Directions → Using the records below, count the lines with "nombre" in them. Give the number only.

Supplied material →
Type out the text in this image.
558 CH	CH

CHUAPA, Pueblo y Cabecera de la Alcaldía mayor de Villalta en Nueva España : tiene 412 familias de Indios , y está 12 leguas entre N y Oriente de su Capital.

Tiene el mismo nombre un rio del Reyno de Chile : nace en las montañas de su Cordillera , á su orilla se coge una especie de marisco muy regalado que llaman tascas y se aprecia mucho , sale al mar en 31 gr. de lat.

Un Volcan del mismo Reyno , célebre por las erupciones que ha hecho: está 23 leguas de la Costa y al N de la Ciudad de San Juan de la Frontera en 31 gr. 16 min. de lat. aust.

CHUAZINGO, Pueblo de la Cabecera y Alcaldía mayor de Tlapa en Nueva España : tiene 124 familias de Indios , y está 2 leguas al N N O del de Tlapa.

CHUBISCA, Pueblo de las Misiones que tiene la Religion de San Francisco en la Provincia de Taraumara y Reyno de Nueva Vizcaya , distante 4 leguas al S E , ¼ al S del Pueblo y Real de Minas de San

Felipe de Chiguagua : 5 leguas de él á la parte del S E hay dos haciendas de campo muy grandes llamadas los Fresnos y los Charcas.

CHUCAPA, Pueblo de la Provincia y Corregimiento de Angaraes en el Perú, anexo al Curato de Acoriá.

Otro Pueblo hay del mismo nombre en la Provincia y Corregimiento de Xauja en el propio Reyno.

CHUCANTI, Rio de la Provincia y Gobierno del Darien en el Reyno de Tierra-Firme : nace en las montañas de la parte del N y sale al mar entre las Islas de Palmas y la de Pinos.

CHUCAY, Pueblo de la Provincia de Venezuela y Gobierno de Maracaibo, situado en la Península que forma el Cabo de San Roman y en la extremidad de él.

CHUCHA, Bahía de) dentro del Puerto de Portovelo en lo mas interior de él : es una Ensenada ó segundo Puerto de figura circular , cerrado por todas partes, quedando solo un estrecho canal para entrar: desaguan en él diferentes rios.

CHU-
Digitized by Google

Task solution → 2